• Prompt:
Quote every line below exactly and skip any picture.

Records about charts and figures:
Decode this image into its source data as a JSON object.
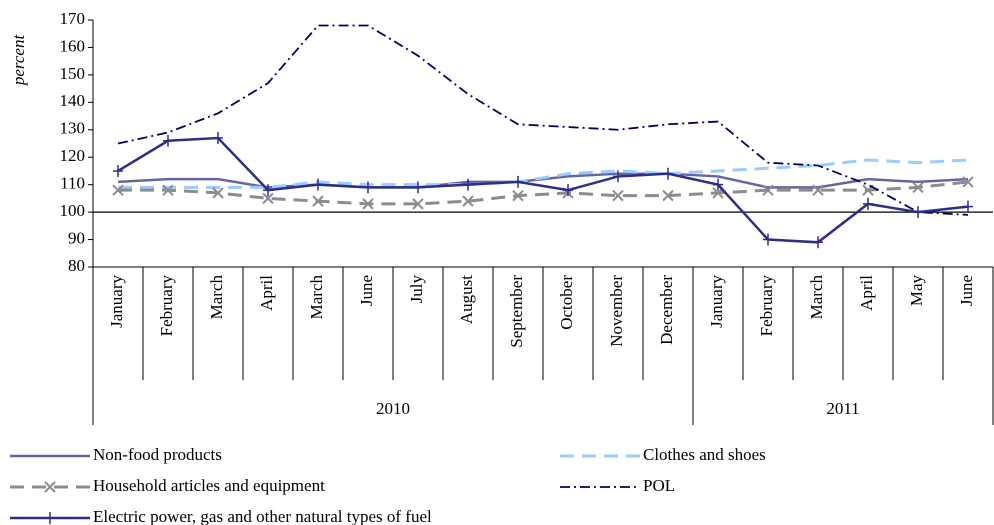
{
  "chart_data": {
    "type": "line",
    "y_label": "percent",
    "categories": [
      "January",
      "February",
      "March",
      "April",
      "March",
      "June",
      "July",
      "August",
      "September",
      "October",
      "November",
      "December",
      "January",
      "February",
      "March",
      "April",
      "May",
      "June"
    ],
    "groups": [
      {
        "label": "2010",
        "count": 12
      },
      {
        "label": "2011",
        "count": 6
      }
    ],
    "ylim": [
      80,
      170
    ],
    "yticks": [
      80,
      90,
      100,
      110,
      120,
      130,
      140,
      150,
      160,
      170
    ],
    "reference_line": 100,
    "series": [
      {
        "name": "Non-food products",
        "color": "#66669e",
        "line_style": "solid",
        "marker": "none",
        "values": [
          111,
          112,
          112,
          109,
          110,
          109,
          109,
          111,
          111,
          113,
          114,
          114,
          113,
          109,
          109,
          112,
          111,
          112
        ]
      },
      {
        "name": "Clothes and shoes",
        "color": "#99ccff",
        "line_style": "dashed",
        "marker": "none",
        "values": [
          109,
          109,
          109,
          109,
          111,
          110,
          110,
          110,
          111,
          114,
          115,
          114,
          115,
          116,
          117,
          119,
          118,
          119
        ]
      },
      {
        "name": "Household articles and equipment",
        "color": "#8c8c8c",
        "line_style": "dashed",
        "marker": "x",
        "values": [
          108,
          108,
          107,
          105,
          104,
          103,
          103,
          104,
          106,
          107,
          106,
          106,
          107,
          108,
          108,
          108,
          109,
          111
        ]
      },
      {
        "name": "POL",
        "color": "#000066",
        "line_style": "dashdot",
        "marker": "none",
        "values": [
          125,
          129,
          136,
          147,
          168,
          168,
          157,
          143,
          132,
          131,
          130,
          132,
          133,
          118,
          117,
          110,
          100,
          99
        ]
      },
      {
        "name": "Electric power, gas and other natural types of fuel",
        "color": "#2e2e8a",
        "line_style": "solid",
        "marker": "plus",
        "values": [
          115,
          126,
          127,
          108,
          110,
          109,
          109,
          110,
          111,
          108,
          113,
          114,
          110,
          90,
          89,
          103,
          100,
          102
        ]
      }
    ]
  }
}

• Solution for this problem:
Decode this image into its source data as a JSON object.
{
  "chart_data": {
    "type": "line",
    "y_label": "percent",
    "categories": [
      "January",
      "February",
      "March",
      "April",
      "March",
      "June",
      "July",
      "August",
      "September",
      "October",
      "November",
      "December",
      "January",
      "February",
      "March",
      "April",
      "May",
      "June"
    ],
    "groups": [
      {
        "label": "2010",
        "count": 12
      },
      {
        "label": "2011",
        "count": 6
      }
    ],
    "ylim": [
      80,
      170
    ],
    "yticks": [
      80,
      90,
      100,
      110,
      120,
      130,
      140,
      150,
      160,
      170
    ],
    "reference_line": 100,
    "series": [
      {
        "name": "Non-food products",
        "color": "#66669e",
        "line_style": "solid",
        "marker": "none",
        "values": [
          111,
          112,
          112,
          109,
          110,
          109,
          109,
          111,
          111,
          113,
          114,
          114,
          113,
          109,
          109,
          112,
          111,
          112
        ]
      },
      {
        "name": "Clothes and shoes",
        "color": "#99ccff",
        "line_style": "dashed",
        "marker": "none",
        "values": [
          109,
          109,
          109,
          109,
          111,
          110,
          110,
          110,
          111,
          114,
          115,
          114,
          115,
          116,
          117,
          119,
          118,
          119
        ]
      },
      {
        "name": "Household articles and equipment",
        "color": "#8c8c8c",
        "line_style": "dashed",
        "marker": "x",
        "values": [
          108,
          108,
          107,
          105,
          104,
          103,
          103,
          104,
          106,
          107,
          106,
          106,
          107,
          108,
          108,
          108,
          109,
          111
        ]
      },
      {
        "name": "POL",
        "color": "#000066",
        "line_style": "dashdot",
        "marker": "none",
        "values": [
          125,
          129,
          136,
          147,
          168,
          168,
          157,
          143,
          132,
          131,
          130,
          132,
          133,
          118,
          117,
          110,
          100,
          99
        ]
      },
      {
        "name": "Electric power, gas and other natural types of fuel",
        "color": "#2e2e8a",
        "line_style": "solid",
        "marker": "plus",
        "values": [
          115,
          126,
          127,
          108,
          110,
          109,
          109,
          110,
          111,
          108,
          113,
          114,
          110,
          90,
          89,
          103,
          100,
          102
        ]
      }
    ]
  }
}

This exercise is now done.